--- WRITTEN EXERCISE ---
Output every line of the material exactly, omitting images.
[Start ENTRIES SHOWN]
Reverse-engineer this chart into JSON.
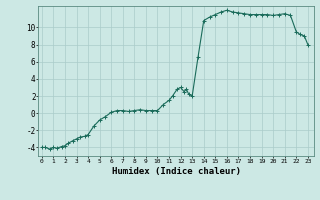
{
  "title": "",
  "xlabel": "Humidex (Indice chaleur)",
  "ylabel": "",
  "bg_color": "#cce8e4",
  "grid_color": "#aaccca",
  "line_color": "#1a6b5a",
  "marker_color": "#1a6b5a",
  "x_ticks": [
    0,
    1,
    2,
    3,
    4,
    5,
    6,
    7,
    8,
    9,
    10,
    11,
    12,
    13,
    14,
    15,
    16,
    17,
    18,
    19,
    20,
    21,
    22,
    23
  ],
  "y_ticks": [
    -4,
    -2,
    0,
    2,
    4,
    6,
    8,
    10
  ],
  "ylim": [
    -5.0,
    12.5
  ],
  "xlim": [
    -0.3,
    23.5
  ],
  "x_values": [
    0,
    0.3,
    0.7,
    1.0,
    1.3,
    1.7,
    2.0,
    2.3,
    2.7,
    3.0,
    3.3,
    3.7,
    4.0,
    4.5,
    5.0,
    5.5,
    6.0,
    6.5,
    7.0,
    7.5,
    8.0,
    8.5,
    9.0,
    9.5,
    10.0,
    10.5,
    11.0,
    11.3,
    11.7,
    12.0,
    12.3,
    12.5,
    12.7,
    13.0,
    13.5,
    14.0,
    14.5,
    15.0,
    15.5,
    16.0,
    16.5,
    17.0,
    17.5,
    18.0,
    18.5,
    19.0,
    19.5,
    20.0,
    20.5,
    21.0,
    21.5,
    22.0,
    22.3,
    22.7,
    23.0
  ],
  "y_values": [
    -4.0,
    -4.0,
    -4.2,
    -4.0,
    -4.1,
    -3.9,
    -3.8,
    -3.5,
    -3.2,
    -3.0,
    -2.8,
    -2.7,
    -2.5,
    -1.5,
    -0.8,
    -0.4,
    0.1,
    0.3,
    0.3,
    0.2,
    0.3,
    0.4,
    0.3,
    0.3,
    0.3,
    1.0,
    1.5,
    2.0,
    2.8,
    3.0,
    2.5,
    2.8,
    2.2,
    2.0,
    6.5,
    10.8,
    11.2,
    11.5,
    11.8,
    12.0,
    11.8,
    11.7,
    11.6,
    11.5,
    11.5,
    11.5,
    11.5,
    11.4,
    11.5,
    11.6,
    11.4,
    9.5,
    9.2,
    9.0,
    8.0
  ]
}
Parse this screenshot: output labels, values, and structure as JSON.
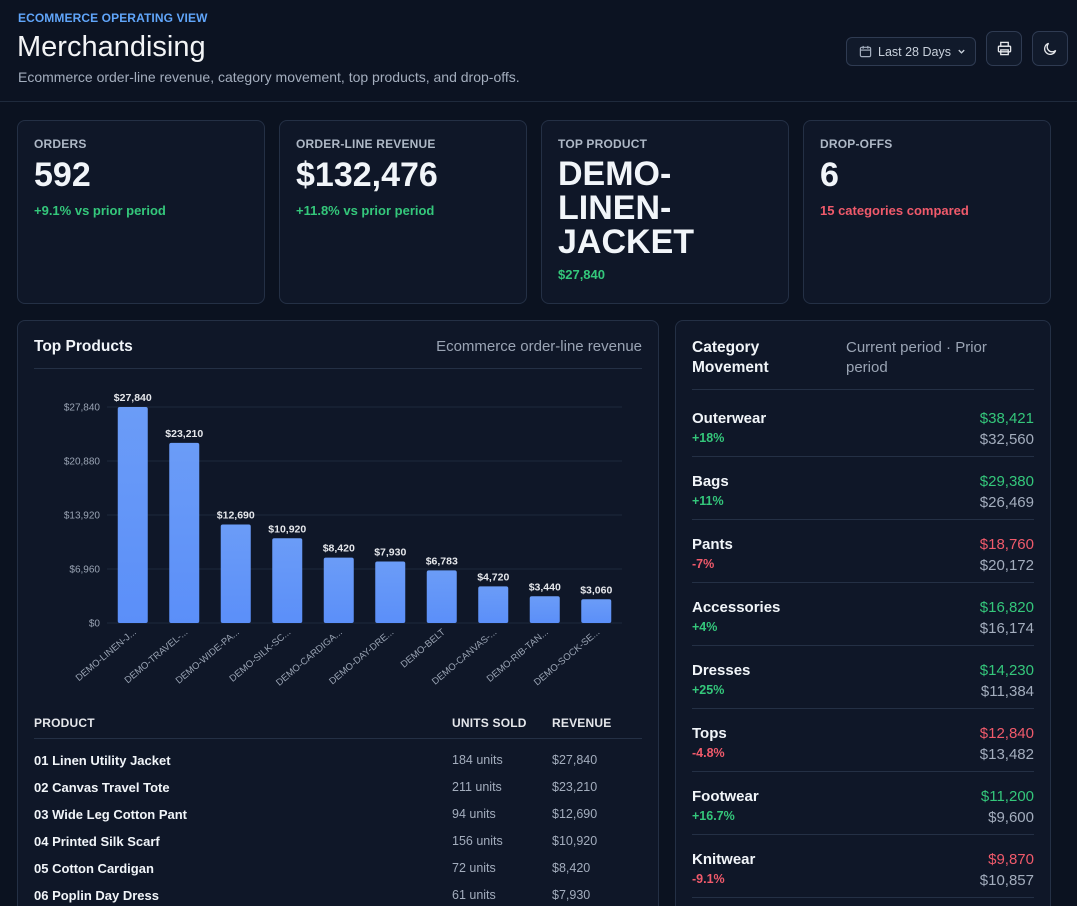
{
  "header": {
    "eyebrow": "ECOMMERCE OPERATING VIEW",
    "title": "Merchandising",
    "subtitle": "Ecommerce order-line revenue, category movement, top products, and drop-offs.",
    "date_range": "Last 28 Days",
    "icons": {
      "calendar": "calendar-icon",
      "chevron": "chevron-down-icon",
      "print": "print-icon",
      "theme": "moon-icon"
    }
  },
  "kpis": [
    {
      "label": "ORDERS",
      "value": "592",
      "delta": "+9.1% vs prior period",
      "tone": "green"
    },
    {
      "label": "ORDER-LINE REVENUE",
      "value": "$132,476",
      "delta": "+11.8% vs prior period",
      "tone": "green"
    },
    {
      "label": "TOP PRODUCT",
      "value_lines": [
        "DEMO-",
        "LINEN-",
        "JACKET"
      ],
      "delta": "$27,840",
      "tone": "green"
    },
    {
      "label": "DROP-OFFS",
      "value": "6",
      "delta": "15 categories compared",
      "tone": "red"
    }
  ],
  "top_products": {
    "title": "Top Products",
    "subtitle": "Ecommerce order-line revenue",
    "columns": [
      "PRODUCT",
      "UNITS SOLD",
      "REVENUE"
    ],
    "rows": [
      {
        "product": "01 Linen Utility Jacket",
        "units": "184 units",
        "revenue": "$27,840"
      },
      {
        "product": "02 Canvas Travel Tote",
        "units": "211 units",
        "revenue": "$23,210"
      },
      {
        "product": "03 Wide Leg Cotton Pant",
        "units": "94 units",
        "revenue": "$12,690"
      },
      {
        "product": "04 Printed Silk Scarf",
        "units": "156 units",
        "revenue": "$10,920"
      },
      {
        "product": "05 Cotton Cardigan",
        "units": "72 units",
        "revenue": "$8,420"
      },
      {
        "product": "06 Poplin Day Dress",
        "units": "61 units",
        "revenue": "$7,930"
      }
    ]
  },
  "chart_data": {
    "type": "bar",
    "categories": [
      "DEMO-LINEN-J...",
      "DEMO-TRAVEL-...",
      "DEMO-WIDE-PA...",
      "DEMO-SILK-SC...",
      "DEMO-CARDIGA...",
      "DEMO-DAY-DRE...",
      "DEMO-BELT",
      "DEMO-CANVAS-...",
      "DEMO-RIB-TAN...",
      "DEMO-SOCK-SE..."
    ],
    "values": [
      27840,
      23210,
      12690,
      10920,
      8420,
      7930,
      6783,
      4720,
      3440,
      3060
    ],
    "value_labels": [
      "$27,840",
      "$23,210",
      "$12,690",
      "$10,920",
      "$8,420",
      "$7,930",
      "$6,783",
      "$4,720",
      "$3,440",
      "$3,060"
    ],
    "y_ticks": [
      0,
      6960,
      13920,
      20880,
      27840
    ],
    "y_tick_labels": [
      "$0",
      "$6,960",
      "$13,920",
      "$20,880",
      "$27,840"
    ],
    "ylim": [
      0,
      27840
    ],
    "grid": true,
    "bar_color": "#5b8ff9"
  },
  "category_movement": {
    "title_lines": [
      "Category",
      "Movement"
    ],
    "subtitle_lines": [
      "Current period · Prior",
      "period"
    ],
    "rows": [
      {
        "name": "Outerwear",
        "delta": "+18%",
        "current": "$38,421",
        "prior": "$32,560",
        "tone": "green"
      },
      {
        "name": "Bags",
        "delta": "+11%",
        "current": "$29,380",
        "prior": "$26,469",
        "tone": "green"
      },
      {
        "name": "Pants",
        "delta": "-7%",
        "current": "$18,760",
        "prior": "$20,172",
        "tone": "red"
      },
      {
        "name": "Accessories",
        "delta": "+4%",
        "current": "$16,820",
        "prior": "$16,174",
        "tone": "green"
      },
      {
        "name": "Dresses",
        "delta": "+25%",
        "current": "$14,230",
        "prior": "$11,384",
        "tone": "green"
      },
      {
        "name": "Tops",
        "delta": "-4.8%",
        "current": "$12,840",
        "prior": "$13,482",
        "tone": "red"
      },
      {
        "name": "Footwear",
        "delta": "+16.7%",
        "current": "$11,200",
        "prior": "$9,600",
        "tone": "green"
      },
      {
        "name": "Knitwear",
        "delta": "-9.1%",
        "current": "$9,870",
        "prior": "$10,857",
        "tone": "red"
      }
    ]
  }
}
[End ENTRIES SHOWN]
--- SOLUTION BELOW ---
Reverse-engineer this chart into JSON.
{
  "title": "",
  "xlabel": "Humidex (Indice chaleur)",
  "ylabel": "",
  "bg_color": "#cce8e4",
  "grid_color": "#aaccca",
  "line_color": "#1a6b5a",
  "marker_color": "#1a6b5a",
  "x_ticks": [
    0,
    1,
    2,
    3,
    4,
    5,
    6,
    7,
    8,
    9,
    10,
    11,
    12,
    13,
    14,
    15,
    16,
    17,
    18,
    19,
    20,
    21,
    22,
    23
  ],
  "y_ticks": [
    -4,
    -2,
    0,
    2,
    4,
    6,
    8,
    10
  ],
  "ylim": [
    -5.0,
    12.5
  ],
  "xlim": [
    -0.3,
    23.5
  ],
  "x_values": [
    0,
    0.3,
    0.7,
    1.0,
    1.3,
    1.7,
    2.0,
    2.3,
    2.7,
    3.0,
    3.3,
    3.7,
    4.0,
    4.5,
    5.0,
    5.5,
    6.0,
    6.5,
    7.0,
    7.5,
    8.0,
    8.5,
    9.0,
    9.5,
    10.0,
    10.5,
    11.0,
    11.3,
    11.7,
    12.0,
    12.3,
    12.5,
    12.7,
    13.0,
    13.5,
    14.0,
    14.5,
    15.0,
    15.5,
    16.0,
    16.5,
    17.0,
    17.5,
    18.0,
    18.5,
    19.0,
    19.5,
    20.0,
    20.5,
    21.0,
    21.5,
    22.0,
    22.3,
    22.7,
    23.0
  ],
  "y_values": [
    -4.0,
    -4.0,
    -4.2,
    -4.0,
    -4.1,
    -3.9,
    -3.8,
    -3.5,
    -3.2,
    -3.0,
    -2.8,
    -2.7,
    -2.5,
    -1.5,
    -0.8,
    -0.4,
    0.1,
    0.3,
    0.3,
    0.2,
    0.3,
    0.4,
    0.3,
    0.3,
    0.3,
    1.0,
    1.5,
    2.0,
    2.8,
    3.0,
    2.5,
    2.8,
    2.2,
    2.0,
    6.5,
    10.8,
    11.2,
    11.5,
    11.8,
    12.0,
    11.8,
    11.7,
    11.6,
    11.5,
    11.5,
    11.5,
    11.5,
    11.4,
    11.5,
    11.6,
    11.4,
    9.5,
    9.2,
    9.0,
    8.0
  ]
}
Parse this screenshot: output labels, values, and structure as JSON.
{
  "header": {
    "eyebrow": "ECOMMERCE OPERATING VIEW",
    "title": "Merchandising",
    "subtitle": "Ecommerce order-line revenue, category movement, top products, and drop-offs.",
    "date_range": "Last 28 Days",
    "icons": {
      "calendar": "calendar-icon",
      "chevron": "chevron-down-icon",
      "print": "print-icon",
      "theme": "moon-icon"
    }
  },
  "kpis": [
    {
      "label": "ORDERS",
      "value": "592",
      "delta": "+9.1% vs prior period",
      "tone": "green"
    },
    {
      "label": "ORDER-LINE REVENUE",
      "value": "$132,476",
      "delta": "+11.8% vs prior period",
      "tone": "green"
    },
    {
      "label": "TOP PRODUCT",
      "value_lines": [
        "DEMO-",
        "LINEN-",
        "JACKET"
      ],
      "delta": "$27,840",
      "tone": "green"
    },
    {
      "label": "DROP-OFFS",
      "value": "6",
      "delta": "15 categories compared",
      "tone": "red"
    }
  ],
  "top_products": {
    "title": "Top Products",
    "subtitle": "Ecommerce order-line revenue",
    "columns": [
      "PRODUCT",
      "UNITS SOLD",
      "REVENUE"
    ],
    "rows": [
      {
        "product": "01 Linen Utility Jacket",
        "units": "184 units",
        "revenue": "$27,840"
      },
      {
        "product": "02 Canvas Travel Tote",
        "units": "211 units",
        "revenue": "$23,210"
      },
      {
        "product": "03 Wide Leg Cotton Pant",
        "units": "94 units",
        "revenue": "$12,690"
      },
      {
        "product": "04 Printed Silk Scarf",
        "units": "156 units",
        "revenue": "$10,920"
      },
      {
        "product": "05 Cotton Cardigan",
        "units": "72 units",
        "revenue": "$8,420"
      },
      {
        "product": "06 Poplin Day Dress",
        "units": "61 units",
        "revenue": "$7,930"
      }
    ]
  },
  "chart_data": {
    "type": "bar",
    "categories": [
      "DEMO-LINEN-J...",
      "DEMO-TRAVEL-...",
      "DEMO-WIDE-PA...",
      "DEMO-SILK-SC...",
      "DEMO-CARDIGA...",
      "DEMO-DAY-DRE...",
      "DEMO-BELT",
      "DEMO-CANVAS-...",
      "DEMO-RIB-TAN...",
      "DEMO-SOCK-SE..."
    ],
    "values": [
      27840,
      23210,
      12690,
      10920,
      8420,
      7930,
      6783,
      4720,
      3440,
      3060
    ],
    "value_labels": [
      "$27,840",
      "$23,210",
      "$12,690",
      "$10,920",
      "$8,420",
      "$7,930",
      "$6,783",
      "$4,720",
      "$3,440",
      "$3,060"
    ],
    "y_ticks": [
      0,
      6960,
      13920,
      20880,
      27840
    ],
    "y_tick_labels": [
      "$0",
      "$6,960",
      "$13,920",
      "$20,880",
      "$27,840"
    ],
    "ylim": [
      0,
      27840
    ],
    "grid": true,
    "bar_color": "#5b8ff9"
  },
  "category_movement": {
    "title_lines": [
      "Category",
      "Movement"
    ],
    "subtitle_lines": [
      "Current period · Prior",
      "period"
    ],
    "rows": [
      {
        "name": "Outerwear",
        "delta": "+18%",
        "current": "$38,421",
        "prior": "$32,560",
        "tone": "green"
      },
      {
        "name": "Bags",
        "delta": "+11%",
        "current": "$29,380",
        "prior": "$26,469",
        "tone": "green"
      },
      {
        "name": "Pants",
        "delta": "-7%",
        "current": "$18,760",
        "prior": "$20,172",
        "tone": "red"
      },
      {
        "name": "Accessories",
        "delta": "+4%",
        "current": "$16,820",
        "prior": "$16,174",
        "tone": "green"
      },
      {
        "name": "Dresses",
        "delta": "+25%",
        "current": "$14,230",
        "prior": "$11,384",
        "tone": "green"
      },
      {
        "name": "Tops",
        "delta": "-4.8%",
        "current": "$12,840",
        "prior": "$13,482",
        "tone": "red"
      },
      {
        "name": "Footwear",
        "delta": "+16.7%",
        "current": "$11,200",
        "prior": "$9,600",
        "tone": "green"
      },
      {
        "name": "Knitwear",
        "delta": "-9.1%",
        "current": "$9,870",
        "prior": "$10,857",
        "tone": "red"
      }
    ]
  }
}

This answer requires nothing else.